▸ WHAT YOU NEED TO DO:
Locate and copy each line in the data that contains the word "title".

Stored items
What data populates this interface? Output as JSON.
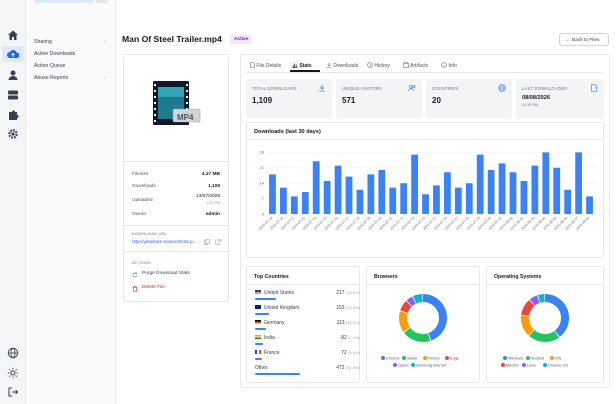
{
  "sidebar": {
    "items": [
      {
        "label": "Sharing",
        "chevron": true
      },
      {
        "label": "Active Downloads",
        "chevron": false
      },
      {
        "label": "Action Queue",
        "chevron": false
      },
      {
        "label": "Abuse Reports",
        "chevron": true
      }
    ]
  },
  "header": {
    "title": "Man Of Steel Trailer.mp4",
    "badge": "Active",
    "back_label": "Back to Files"
  },
  "file": {
    "type_label": "MP4",
    "meta": [
      {
        "key": "Filesize",
        "value": "4.27 MB"
      },
      {
        "key": "Downloads",
        "value": "1,109"
      },
      {
        "key": "Uploaded",
        "value": "13/07/2026",
        "sub": "2:50 PM"
      },
      {
        "key": "Owner",
        "value": "admin"
      }
    ],
    "download_url_label": "DOWNLOAD URL",
    "download_url": "http://yetishare-screenshots-p...",
    "actions_label": "ACTIONS",
    "purge_label": "Purge Download Stats",
    "delete_label": "Delete File"
  },
  "tabs": [
    {
      "label": "File Details",
      "icon": "file-icon"
    },
    {
      "label": "Stats",
      "icon": "chart-icon",
      "active": true
    },
    {
      "label": "Downloads",
      "icon": "download-icon"
    },
    {
      "label": "History",
      "icon": "clock-icon"
    },
    {
      "label": "Artifacts",
      "icon": "box-icon"
    },
    {
      "label": "Info",
      "icon": "info-icon"
    }
  ],
  "kpis": [
    {
      "label": "TOTAL DOWNLOADS",
      "value": "1,109",
      "icon": "download-icon"
    },
    {
      "label": "UNIQUE VISITORS",
      "value": "571",
      "icon": "users-icon"
    },
    {
      "label": "COUNTRIES",
      "value": "20",
      "icon": "globe-icon"
    },
    {
      "label": "LAST DOWNLOADED",
      "value": "08/08/2026",
      "sub": "11:33 PM",
      "icon": "file-icon"
    }
  ],
  "colors": {
    "accent": "#3b82f6",
    "badge_bg": "#ede9fe",
    "badge_fg": "#6d28d9",
    "danger": "#dc2626",
    "sidebar_active": "#2563eb"
  },
  "chart_data": [
    {
      "type": "bar",
      "title": "Downloads (last 30 days)",
      "ylim": [
        0,
        30
      ],
      "yticks": [
        0,
        7,
        14,
        21,
        28
      ],
      "categories": [
        "2026-07-10",
        "2026-07-11",
        "2026-07-12",
        "2026-07-13",
        "2026-07-14",
        "2026-07-15",
        "2026-07-16",
        "2026-07-17",
        "2026-07-18",
        "2026-07-19",
        "2026-07-20",
        "2026-07-21",
        "2026-07-22",
        "2026-07-23",
        "2026-07-24",
        "2026-07-25",
        "2026-07-26",
        "2026-07-27",
        "2026-07-28",
        "2026-07-29",
        "2026-07-30",
        "2026-07-31",
        "2026-08-01",
        "2026-08-02",
        "2026-08-03",
        "2026-08-04",
        "2026-08-05",
        "2026-08-06",
        "2026-08-07",
        "2026-08-08"
      ],
      "values": [
        18,
        12,
        8,
        10,
        24,
        15,
        22,
        17,
        11,
        18,
        20,
        12,
        14,
        27,
        9,
        13,
        19,
        12,
        14,
        27,
        20,
        23,
        19,
        15,
        22,
        28,
        21,
        11,
        28,
        8
      ],
      "color": "#3b82f6"
    },
    {
      "type": "table",
      "title": "Top Countries",
      "rows": [
        {
          "name": "United States",
          "count": 217,
          "pct": "(19.6%)",
          "share": 0.196
        },
        {
          "name": "United Kingdom",
          "count": 153,
          "pct": "(13.8%)",
          "share": 0.138
        },
        {
          "name": "Germany",
          "count": 113,
          "pct": "(10.2%)",
          "share": 0.102
        },
        {
          "name": "India",
          "count": 82,
          "pct": "(7.4%)",
          "share": 0.074
        },
        {
          "name": "France",
          "count": 72,
          "pct": "(6.5%)",
          "share": 0.065
        },
        {
          "name": "Other",
          "count": 472,
          "pct": "(42.5%)",
          "share": 0.425
        }
      ]
    },
    {
      "type": "pie",
      "title": "Browsers",
      "slices": [
        {
          "name": "Chrome",
          "value": 45,
          "color": "#3b82f6"
        },
        {
          "name": "Safari",
          "value": 20,
          "color": "#22c55e"
        },
        {
          "name": "Firefox",
          "value": 15,
          "color": "#f59e0b"
        },
        {
          "name": "Edge",
          "value": 8,
          "color": "#ef4444"
        },
        {
          "name": "Opera",
          "value": 5,
          "color": "#8b5cf6"
        },
        {
          "name": "Samsung Internet",
          "value": 7,
          "color": "#06b6d4"
        }
      ]
    },
    {
      "type": "pie",
      "title": "Operating Systems",
      "slices": [
        {
          "name": "Windows",
          "value": 40,
          "color": "#3b82f6"
        },
        {
          "name": "Android",
          "value": 22,
          "color": "#22c55e"
        },
        {
          "name": "iOS",
          "value": 15,
          "color": "#f59e0b"
        },
        {
          "name": "MacOS",
          "value": 12,
          "color": "#ef4444"
        },
        {
          "name": "Linux",
          "value": 6,
          "color": "#8b5cf6"
        },
        {
          "name": "Chrome OS",
          "value": 5,
          "color": "#06b6d4"
        }
      ]
    }
  ]
}
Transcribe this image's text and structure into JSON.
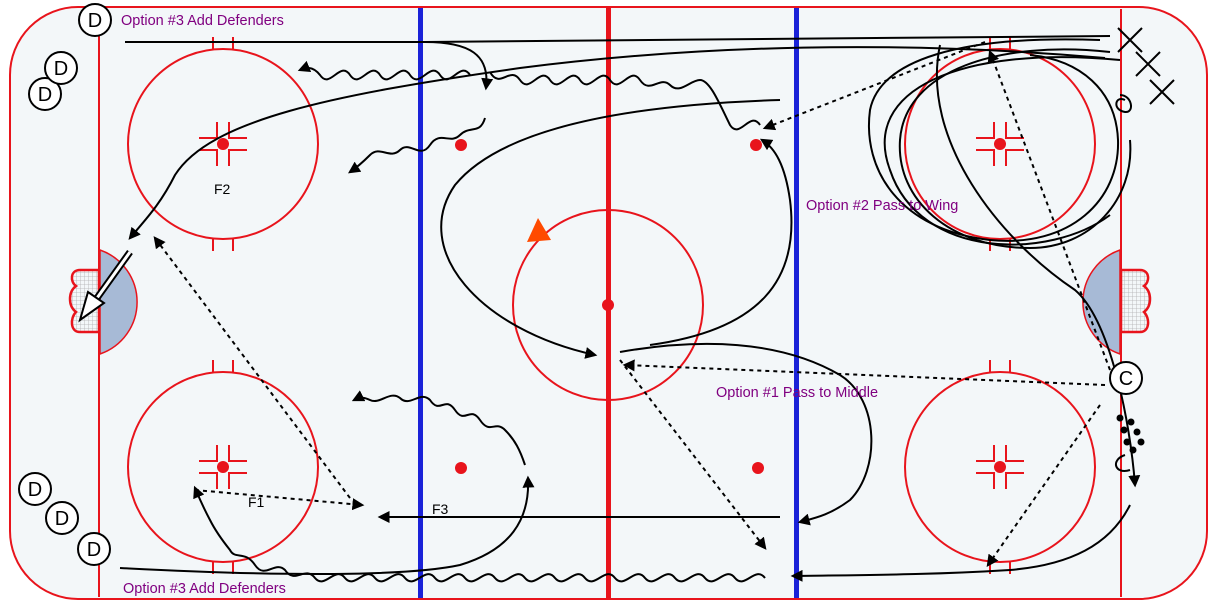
{
  "labels": {
    "option3_top": "Option #3 Add Defenders",
    "option3_bottom": "Option #3 Add Defenders",
    "option2": "Option #2 Pass to Wing",
    "option1": "Option #1 Pass to Middle",
    "f1": "F1",
    "f2": "F2",
    "f3": "F3"
  },
  "players": {
    "defender": "D",
    "coach": "C"
  },
  "colors": {
    "ice": "#f3f7f9",
    "red_line": "#e8141c",
    "blue_line": "#1a22d8",
    "crease": "#a7bad6",
    "label": "#800080",
    "cone": "#ff4a00"
  }
}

▸ COMPLETE RESPONSE:
    "title": "Man Of Steel Trailer.mp4",
      "title": "Downloads (last 30 days)",
      "title": "Top Countries",
      "title": "Browsers",
      "title": "Operating Systems",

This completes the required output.